* [GIVEN INSTRUCTION]
Write out each line that follows exactly as it stands, without the pictures.

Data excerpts
▬▬▬▬▬▬▬▬▬▬
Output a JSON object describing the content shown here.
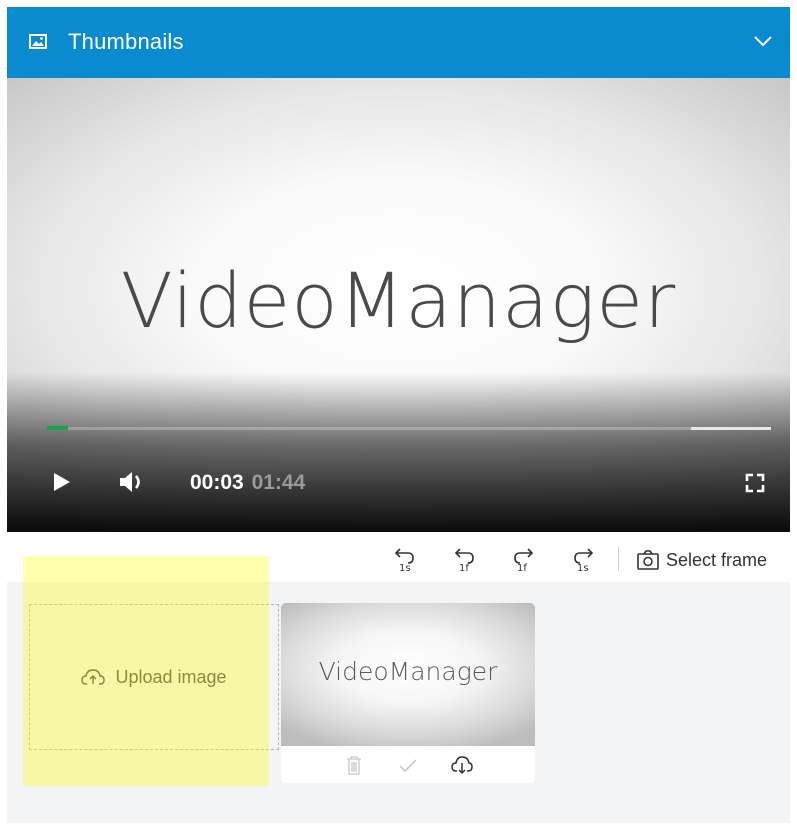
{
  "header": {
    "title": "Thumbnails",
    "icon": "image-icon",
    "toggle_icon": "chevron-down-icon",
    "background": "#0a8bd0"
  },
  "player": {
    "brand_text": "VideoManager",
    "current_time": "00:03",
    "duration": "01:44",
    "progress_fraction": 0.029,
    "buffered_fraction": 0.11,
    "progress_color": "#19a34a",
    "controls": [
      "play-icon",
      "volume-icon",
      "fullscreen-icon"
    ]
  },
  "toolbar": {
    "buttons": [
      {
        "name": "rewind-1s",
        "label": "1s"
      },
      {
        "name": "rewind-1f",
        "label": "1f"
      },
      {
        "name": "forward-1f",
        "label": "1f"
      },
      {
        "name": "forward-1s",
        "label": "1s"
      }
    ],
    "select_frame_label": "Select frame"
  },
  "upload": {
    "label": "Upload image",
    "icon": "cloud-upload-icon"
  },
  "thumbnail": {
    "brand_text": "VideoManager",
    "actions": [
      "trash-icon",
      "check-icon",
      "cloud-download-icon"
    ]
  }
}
▬▬▬▬▬▬▬▬▬▬
* [WORKED SOLUTION]
Output a JSON object describing the content shown here.
{
  "header": {
    "title": "Thumbnails",
    "icon": "image-icon",
    "toggle_icon": "chevron-down-icon",
    "background": "#0a8bd0"
  },
  "player": {
    "brand_text": "VideoManager",
    "current_time": "00:03",
    "duration": "01:44",
    "progress_fraction": 0.029,
    "buffered_fraction": 0.11,
    "progress_color": "#19a34a",
    "controls": [
      "play-icon",
      "volume-icon",
      "fullscreen-icon"
    ]
  },
  "toolbar": {
    "buttons": [
      {
        "name": "rewind-1s",
        "label": "1s"
      },
      {
        "name": "rewind-1f",
        "label": "1f"
      },
      {
        "name": "forward-1f",
        "label": "1f"
      },
      {
        "name": "forward-1s",
        "label": "1s"
      }
    ],
    "select_frame_label": "Select frame"
  },
  "upload": {
    "label": "Upload image",
    "icon": "cloud-upload-icon"
  },
  "thumbnail": {
    "brand_text": "VideoManager",
    "actions": [
      "trash-icon",
      "check-icon",
      "cloud-download-icon"
    ]
  }
}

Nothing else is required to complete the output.